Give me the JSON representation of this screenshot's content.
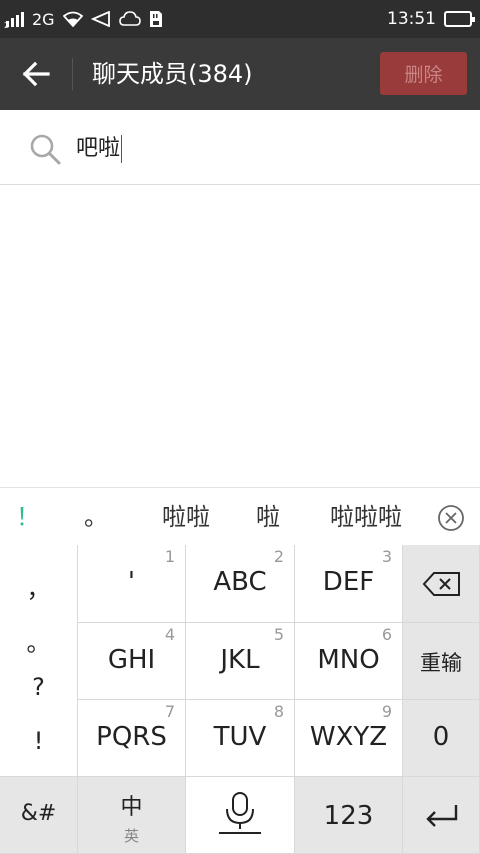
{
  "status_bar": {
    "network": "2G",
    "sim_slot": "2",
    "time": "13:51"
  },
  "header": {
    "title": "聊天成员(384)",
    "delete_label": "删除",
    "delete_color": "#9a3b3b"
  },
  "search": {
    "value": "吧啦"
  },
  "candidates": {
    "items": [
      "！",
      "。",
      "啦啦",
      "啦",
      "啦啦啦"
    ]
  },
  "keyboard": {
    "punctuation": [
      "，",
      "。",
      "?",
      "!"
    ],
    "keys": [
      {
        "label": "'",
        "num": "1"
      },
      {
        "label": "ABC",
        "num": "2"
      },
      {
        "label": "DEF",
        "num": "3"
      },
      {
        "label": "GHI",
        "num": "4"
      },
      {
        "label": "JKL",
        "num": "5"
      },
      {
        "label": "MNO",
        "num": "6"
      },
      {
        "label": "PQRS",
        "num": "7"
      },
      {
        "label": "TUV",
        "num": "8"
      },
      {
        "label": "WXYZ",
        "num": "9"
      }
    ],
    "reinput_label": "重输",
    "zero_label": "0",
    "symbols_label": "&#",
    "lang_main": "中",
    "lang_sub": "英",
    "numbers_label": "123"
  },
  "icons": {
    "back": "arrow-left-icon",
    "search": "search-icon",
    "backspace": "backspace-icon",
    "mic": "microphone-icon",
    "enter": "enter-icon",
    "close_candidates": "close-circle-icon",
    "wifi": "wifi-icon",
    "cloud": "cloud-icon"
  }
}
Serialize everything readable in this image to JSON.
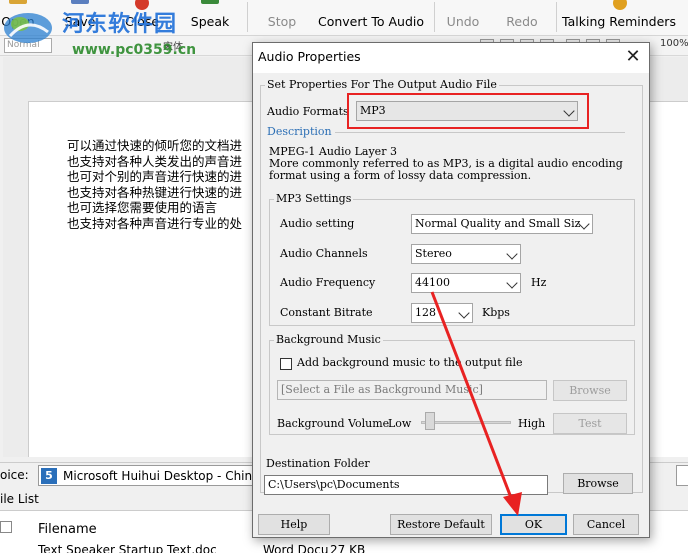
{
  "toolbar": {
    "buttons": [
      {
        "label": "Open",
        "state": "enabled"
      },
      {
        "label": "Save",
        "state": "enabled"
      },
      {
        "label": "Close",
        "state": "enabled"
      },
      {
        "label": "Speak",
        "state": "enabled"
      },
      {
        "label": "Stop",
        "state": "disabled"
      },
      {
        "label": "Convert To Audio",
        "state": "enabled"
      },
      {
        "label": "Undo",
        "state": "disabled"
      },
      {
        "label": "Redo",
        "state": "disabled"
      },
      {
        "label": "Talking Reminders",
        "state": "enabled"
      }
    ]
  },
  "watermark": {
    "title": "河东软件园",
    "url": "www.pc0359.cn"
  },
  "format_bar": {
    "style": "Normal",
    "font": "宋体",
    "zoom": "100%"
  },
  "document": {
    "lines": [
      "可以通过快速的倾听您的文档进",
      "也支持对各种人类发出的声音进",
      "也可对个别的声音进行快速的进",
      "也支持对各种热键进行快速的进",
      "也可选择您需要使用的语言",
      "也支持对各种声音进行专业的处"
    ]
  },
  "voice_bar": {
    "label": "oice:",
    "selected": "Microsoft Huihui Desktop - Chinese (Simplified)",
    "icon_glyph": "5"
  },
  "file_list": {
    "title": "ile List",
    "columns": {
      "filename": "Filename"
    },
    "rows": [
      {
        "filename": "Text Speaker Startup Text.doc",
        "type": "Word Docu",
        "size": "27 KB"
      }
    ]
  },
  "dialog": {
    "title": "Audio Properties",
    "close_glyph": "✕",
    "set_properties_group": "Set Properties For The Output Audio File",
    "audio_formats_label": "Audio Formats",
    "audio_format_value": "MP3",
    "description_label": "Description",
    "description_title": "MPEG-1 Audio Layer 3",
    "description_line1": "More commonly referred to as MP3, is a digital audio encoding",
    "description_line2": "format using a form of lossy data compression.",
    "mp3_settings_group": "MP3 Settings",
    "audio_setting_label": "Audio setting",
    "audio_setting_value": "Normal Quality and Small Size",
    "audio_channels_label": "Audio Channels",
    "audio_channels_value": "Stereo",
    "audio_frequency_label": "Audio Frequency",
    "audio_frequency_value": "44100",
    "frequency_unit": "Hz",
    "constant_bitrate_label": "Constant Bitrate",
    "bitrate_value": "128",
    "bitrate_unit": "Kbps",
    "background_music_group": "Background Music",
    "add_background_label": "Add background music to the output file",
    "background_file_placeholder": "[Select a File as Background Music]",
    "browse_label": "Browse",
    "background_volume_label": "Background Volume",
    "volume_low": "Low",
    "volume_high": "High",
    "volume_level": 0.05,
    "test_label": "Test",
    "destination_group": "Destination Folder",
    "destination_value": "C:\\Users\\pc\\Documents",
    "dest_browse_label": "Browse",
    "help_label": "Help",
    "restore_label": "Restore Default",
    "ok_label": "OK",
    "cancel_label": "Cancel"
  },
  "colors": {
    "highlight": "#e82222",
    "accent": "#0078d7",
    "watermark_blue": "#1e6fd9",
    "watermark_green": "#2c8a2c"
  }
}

• _Task statement_: Copy out the lines in which the string "filename" appears.

• _Answer_:
      "filename": "Filename"
        "filename": "Text Speaker Startup Text.doc",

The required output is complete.